Pull out from the material below all lines with "value".

[Begin TASK MATERIAL]

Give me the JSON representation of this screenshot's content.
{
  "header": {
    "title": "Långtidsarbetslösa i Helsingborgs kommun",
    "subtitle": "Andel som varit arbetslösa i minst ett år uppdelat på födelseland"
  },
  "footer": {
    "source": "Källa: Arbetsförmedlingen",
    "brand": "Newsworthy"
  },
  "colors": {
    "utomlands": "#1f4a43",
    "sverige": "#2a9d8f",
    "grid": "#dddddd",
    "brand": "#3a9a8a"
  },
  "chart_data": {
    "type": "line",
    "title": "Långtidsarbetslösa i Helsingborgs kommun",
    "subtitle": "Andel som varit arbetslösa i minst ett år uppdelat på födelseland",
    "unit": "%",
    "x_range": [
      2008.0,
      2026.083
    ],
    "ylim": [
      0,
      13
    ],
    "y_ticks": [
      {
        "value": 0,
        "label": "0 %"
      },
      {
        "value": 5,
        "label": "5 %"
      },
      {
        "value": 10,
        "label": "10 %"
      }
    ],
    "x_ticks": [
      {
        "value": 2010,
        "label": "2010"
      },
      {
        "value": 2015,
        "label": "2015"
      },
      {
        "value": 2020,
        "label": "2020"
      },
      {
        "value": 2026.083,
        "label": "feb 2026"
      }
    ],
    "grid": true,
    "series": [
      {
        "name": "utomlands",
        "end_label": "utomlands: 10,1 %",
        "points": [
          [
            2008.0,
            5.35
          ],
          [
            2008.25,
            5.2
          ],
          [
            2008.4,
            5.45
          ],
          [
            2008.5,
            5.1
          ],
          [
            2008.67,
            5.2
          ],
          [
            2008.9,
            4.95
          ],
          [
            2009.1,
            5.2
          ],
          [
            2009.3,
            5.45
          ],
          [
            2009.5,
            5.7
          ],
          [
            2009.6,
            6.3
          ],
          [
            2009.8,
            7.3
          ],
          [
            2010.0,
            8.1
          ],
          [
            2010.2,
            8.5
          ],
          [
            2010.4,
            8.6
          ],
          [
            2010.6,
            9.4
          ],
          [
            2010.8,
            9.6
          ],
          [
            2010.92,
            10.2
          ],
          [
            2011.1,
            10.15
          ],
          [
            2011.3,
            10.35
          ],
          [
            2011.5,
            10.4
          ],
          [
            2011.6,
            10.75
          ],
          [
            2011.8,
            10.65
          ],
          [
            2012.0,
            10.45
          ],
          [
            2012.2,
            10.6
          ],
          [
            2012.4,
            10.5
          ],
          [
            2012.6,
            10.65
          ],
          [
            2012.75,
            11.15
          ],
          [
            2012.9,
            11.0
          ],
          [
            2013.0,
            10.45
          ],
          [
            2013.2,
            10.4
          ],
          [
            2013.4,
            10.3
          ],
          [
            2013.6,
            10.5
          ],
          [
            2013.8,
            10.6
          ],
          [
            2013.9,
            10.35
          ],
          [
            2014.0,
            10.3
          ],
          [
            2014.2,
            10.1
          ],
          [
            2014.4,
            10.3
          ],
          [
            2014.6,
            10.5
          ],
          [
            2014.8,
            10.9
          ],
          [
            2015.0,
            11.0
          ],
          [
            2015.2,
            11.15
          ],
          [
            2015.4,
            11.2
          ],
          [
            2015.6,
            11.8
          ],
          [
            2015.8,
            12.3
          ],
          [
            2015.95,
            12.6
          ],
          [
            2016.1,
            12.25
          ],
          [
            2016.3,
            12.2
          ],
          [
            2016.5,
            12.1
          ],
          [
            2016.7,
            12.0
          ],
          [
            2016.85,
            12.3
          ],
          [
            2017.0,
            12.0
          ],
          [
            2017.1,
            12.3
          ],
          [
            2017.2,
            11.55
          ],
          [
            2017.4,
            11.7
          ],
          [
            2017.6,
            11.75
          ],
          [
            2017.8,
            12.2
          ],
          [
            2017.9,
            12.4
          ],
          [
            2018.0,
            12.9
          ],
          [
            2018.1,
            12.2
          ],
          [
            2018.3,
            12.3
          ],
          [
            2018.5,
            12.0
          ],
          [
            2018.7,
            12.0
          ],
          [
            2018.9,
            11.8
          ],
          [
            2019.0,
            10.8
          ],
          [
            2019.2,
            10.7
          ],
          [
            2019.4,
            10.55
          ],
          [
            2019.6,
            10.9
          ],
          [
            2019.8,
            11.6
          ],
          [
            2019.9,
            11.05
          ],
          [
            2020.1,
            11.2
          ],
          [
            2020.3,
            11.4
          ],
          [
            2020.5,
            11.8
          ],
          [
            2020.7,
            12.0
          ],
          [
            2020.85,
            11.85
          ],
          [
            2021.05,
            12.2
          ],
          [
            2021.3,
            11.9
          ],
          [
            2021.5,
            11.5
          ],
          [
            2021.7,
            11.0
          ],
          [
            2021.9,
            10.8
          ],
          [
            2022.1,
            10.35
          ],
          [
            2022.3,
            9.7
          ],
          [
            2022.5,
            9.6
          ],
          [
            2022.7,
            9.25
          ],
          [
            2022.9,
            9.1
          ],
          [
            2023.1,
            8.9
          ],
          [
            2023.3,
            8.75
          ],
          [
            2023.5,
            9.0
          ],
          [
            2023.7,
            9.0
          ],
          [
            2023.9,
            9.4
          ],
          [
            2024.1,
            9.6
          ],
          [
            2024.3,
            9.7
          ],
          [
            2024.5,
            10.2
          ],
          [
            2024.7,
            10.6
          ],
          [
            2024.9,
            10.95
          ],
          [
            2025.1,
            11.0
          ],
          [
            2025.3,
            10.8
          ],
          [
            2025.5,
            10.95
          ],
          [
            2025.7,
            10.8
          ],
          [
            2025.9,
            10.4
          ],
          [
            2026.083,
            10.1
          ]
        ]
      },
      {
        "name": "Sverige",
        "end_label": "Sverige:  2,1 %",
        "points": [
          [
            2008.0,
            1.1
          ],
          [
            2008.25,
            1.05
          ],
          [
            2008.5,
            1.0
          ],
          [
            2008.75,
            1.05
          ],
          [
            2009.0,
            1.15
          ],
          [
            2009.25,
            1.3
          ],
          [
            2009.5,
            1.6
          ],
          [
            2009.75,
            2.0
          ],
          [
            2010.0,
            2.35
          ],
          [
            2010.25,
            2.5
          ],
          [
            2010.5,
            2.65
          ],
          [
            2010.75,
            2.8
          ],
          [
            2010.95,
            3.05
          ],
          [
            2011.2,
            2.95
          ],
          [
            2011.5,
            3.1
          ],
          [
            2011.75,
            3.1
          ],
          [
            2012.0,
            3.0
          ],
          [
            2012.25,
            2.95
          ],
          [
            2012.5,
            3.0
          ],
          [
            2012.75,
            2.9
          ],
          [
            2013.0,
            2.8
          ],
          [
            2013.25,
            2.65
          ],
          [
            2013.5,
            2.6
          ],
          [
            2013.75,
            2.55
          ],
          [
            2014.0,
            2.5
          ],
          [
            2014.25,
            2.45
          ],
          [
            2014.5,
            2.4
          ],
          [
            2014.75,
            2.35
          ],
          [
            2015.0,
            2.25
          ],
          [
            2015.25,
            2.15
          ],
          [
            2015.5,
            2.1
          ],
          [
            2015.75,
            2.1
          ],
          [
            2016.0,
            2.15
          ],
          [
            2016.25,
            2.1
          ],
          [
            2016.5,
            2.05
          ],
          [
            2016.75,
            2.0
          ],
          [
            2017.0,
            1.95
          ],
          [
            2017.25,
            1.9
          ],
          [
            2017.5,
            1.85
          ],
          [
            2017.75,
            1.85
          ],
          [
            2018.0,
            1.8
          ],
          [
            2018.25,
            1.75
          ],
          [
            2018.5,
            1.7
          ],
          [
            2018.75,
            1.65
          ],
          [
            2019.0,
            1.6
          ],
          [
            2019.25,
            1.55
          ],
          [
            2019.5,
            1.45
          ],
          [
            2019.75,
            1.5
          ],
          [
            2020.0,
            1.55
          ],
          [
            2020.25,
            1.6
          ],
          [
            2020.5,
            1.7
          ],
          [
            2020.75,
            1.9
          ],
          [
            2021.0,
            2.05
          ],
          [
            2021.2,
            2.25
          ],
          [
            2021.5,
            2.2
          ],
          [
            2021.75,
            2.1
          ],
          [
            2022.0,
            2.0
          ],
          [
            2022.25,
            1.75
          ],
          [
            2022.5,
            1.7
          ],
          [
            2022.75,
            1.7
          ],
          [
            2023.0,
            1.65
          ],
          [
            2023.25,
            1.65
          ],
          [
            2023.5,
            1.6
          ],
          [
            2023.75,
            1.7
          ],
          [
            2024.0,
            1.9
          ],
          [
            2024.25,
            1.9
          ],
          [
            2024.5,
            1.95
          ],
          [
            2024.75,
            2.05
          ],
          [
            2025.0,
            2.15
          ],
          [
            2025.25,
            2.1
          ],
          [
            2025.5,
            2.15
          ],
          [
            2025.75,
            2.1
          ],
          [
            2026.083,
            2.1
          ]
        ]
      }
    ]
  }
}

[End TASK MATERIAL]

RESPONSE TO THE TASK:
        "value": 0,
        "value": 5,
        "value": 10,
        "value": 2010,
        "value": 2015,
        "value": 2020,
        "value": 2026.083,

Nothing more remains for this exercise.